* Begin INPUT DATA *

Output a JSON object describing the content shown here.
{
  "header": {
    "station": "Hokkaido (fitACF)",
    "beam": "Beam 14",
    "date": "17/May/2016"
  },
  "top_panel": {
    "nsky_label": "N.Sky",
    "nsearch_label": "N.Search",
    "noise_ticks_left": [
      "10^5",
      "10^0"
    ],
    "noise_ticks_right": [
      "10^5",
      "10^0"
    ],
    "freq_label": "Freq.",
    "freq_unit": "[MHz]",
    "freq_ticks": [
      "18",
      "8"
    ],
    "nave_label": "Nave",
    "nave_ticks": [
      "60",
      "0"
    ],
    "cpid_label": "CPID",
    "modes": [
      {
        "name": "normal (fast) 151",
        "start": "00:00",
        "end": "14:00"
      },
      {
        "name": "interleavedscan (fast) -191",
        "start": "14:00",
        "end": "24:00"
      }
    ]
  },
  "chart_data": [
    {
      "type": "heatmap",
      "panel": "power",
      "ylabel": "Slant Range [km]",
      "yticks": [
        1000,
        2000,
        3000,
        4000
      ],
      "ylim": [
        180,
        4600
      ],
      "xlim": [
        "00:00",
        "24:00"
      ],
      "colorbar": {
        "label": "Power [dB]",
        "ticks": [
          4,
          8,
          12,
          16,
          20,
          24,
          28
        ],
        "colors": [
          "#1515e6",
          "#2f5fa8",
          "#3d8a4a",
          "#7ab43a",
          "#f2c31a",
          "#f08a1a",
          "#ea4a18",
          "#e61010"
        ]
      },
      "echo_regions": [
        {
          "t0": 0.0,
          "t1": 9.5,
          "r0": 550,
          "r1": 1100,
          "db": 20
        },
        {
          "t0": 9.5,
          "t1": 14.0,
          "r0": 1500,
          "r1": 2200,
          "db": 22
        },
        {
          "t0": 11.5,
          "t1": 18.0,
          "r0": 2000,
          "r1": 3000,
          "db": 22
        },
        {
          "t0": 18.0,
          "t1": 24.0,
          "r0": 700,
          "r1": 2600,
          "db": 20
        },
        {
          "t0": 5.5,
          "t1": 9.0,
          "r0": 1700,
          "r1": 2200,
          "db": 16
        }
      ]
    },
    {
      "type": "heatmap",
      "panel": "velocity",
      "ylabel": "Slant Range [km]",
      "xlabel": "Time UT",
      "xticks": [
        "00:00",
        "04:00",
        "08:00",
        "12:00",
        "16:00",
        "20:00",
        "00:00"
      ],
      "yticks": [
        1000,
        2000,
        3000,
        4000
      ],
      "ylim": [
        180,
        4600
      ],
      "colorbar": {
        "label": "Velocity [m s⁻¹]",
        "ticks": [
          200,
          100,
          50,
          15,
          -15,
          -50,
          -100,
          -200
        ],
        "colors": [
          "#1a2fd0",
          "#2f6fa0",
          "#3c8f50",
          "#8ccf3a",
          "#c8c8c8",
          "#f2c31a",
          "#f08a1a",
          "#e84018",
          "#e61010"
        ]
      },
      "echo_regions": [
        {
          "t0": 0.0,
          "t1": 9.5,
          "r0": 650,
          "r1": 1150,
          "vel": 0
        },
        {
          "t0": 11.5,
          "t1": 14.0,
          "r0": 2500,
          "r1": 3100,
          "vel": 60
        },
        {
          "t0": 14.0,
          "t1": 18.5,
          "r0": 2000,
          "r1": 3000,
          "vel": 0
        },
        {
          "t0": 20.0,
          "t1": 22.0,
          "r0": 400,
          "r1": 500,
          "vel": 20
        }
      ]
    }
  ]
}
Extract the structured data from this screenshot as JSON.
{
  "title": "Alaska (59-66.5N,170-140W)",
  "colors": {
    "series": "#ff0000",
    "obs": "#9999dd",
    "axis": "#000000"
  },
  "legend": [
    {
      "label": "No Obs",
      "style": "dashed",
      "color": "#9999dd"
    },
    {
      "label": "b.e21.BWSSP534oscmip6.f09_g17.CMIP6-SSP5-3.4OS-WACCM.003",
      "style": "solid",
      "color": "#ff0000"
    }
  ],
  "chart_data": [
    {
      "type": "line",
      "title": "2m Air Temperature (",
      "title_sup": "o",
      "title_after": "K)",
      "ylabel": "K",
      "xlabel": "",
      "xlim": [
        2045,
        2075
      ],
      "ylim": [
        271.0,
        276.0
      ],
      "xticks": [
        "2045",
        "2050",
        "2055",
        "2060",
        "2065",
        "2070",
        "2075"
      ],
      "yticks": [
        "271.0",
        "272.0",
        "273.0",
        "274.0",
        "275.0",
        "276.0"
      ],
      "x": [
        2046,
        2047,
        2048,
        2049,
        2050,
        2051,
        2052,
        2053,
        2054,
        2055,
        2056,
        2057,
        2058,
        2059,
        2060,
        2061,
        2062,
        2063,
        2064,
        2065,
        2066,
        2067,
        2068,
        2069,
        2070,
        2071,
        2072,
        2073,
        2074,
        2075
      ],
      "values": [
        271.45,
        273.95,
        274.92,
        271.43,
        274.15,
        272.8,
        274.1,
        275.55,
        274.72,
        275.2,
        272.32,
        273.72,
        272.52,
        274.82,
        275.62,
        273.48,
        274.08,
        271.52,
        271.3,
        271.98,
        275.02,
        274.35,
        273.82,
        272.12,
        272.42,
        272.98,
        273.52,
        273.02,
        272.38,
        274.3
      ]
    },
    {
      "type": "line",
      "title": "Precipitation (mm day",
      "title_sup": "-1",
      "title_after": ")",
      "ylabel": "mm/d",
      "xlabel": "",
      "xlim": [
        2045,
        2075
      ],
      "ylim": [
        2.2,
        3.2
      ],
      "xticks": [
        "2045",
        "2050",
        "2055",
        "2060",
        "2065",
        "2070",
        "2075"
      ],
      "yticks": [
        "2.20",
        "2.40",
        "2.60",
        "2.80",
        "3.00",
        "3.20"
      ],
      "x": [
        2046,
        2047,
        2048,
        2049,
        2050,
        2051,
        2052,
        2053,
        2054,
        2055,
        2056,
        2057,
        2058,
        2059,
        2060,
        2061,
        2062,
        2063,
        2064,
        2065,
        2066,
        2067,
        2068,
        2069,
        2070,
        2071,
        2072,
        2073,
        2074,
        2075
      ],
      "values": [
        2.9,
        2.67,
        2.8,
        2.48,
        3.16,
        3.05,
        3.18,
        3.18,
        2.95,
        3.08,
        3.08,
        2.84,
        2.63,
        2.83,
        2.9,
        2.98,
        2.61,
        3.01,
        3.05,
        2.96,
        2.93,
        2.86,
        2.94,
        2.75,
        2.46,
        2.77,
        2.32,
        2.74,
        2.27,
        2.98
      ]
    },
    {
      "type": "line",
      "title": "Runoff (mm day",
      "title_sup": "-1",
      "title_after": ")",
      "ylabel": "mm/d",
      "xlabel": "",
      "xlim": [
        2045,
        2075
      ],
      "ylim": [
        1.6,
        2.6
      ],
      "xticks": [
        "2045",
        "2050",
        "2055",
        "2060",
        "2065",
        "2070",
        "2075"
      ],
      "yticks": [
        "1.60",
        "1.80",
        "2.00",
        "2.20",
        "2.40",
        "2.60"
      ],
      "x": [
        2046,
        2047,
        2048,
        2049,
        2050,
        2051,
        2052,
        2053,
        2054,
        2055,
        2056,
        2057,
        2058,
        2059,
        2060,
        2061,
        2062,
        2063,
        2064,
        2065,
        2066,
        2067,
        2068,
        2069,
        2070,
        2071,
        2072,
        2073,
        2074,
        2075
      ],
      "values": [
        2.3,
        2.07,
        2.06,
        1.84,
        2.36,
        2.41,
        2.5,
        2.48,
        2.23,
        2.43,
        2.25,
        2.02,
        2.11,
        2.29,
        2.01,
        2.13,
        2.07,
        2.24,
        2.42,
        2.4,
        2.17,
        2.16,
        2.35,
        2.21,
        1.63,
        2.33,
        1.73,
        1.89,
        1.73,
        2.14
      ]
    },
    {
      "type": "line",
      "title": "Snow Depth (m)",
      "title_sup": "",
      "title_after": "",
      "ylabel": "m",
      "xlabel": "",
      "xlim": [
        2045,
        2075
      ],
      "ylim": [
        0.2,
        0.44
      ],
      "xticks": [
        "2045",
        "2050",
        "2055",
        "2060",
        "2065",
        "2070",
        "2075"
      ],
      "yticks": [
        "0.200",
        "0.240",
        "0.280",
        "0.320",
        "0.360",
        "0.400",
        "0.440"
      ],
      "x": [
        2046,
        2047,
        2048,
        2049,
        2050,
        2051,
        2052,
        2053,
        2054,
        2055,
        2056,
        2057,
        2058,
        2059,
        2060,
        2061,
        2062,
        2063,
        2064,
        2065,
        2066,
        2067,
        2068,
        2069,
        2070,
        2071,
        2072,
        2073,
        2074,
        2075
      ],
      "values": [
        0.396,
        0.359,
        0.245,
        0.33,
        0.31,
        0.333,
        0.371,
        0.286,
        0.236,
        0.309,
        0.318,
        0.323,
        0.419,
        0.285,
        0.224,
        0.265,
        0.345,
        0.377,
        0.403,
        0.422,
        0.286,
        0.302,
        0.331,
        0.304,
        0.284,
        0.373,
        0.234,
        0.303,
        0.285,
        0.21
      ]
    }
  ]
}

* End INPUT DATA *

● TASK GOAL:
List the lines of the material in which the word "name" occurs.

● OUTPUT FOR THIS TASK:
        "name": "normal (fast) 151",
        "name": "interleavedscan (fast) -191",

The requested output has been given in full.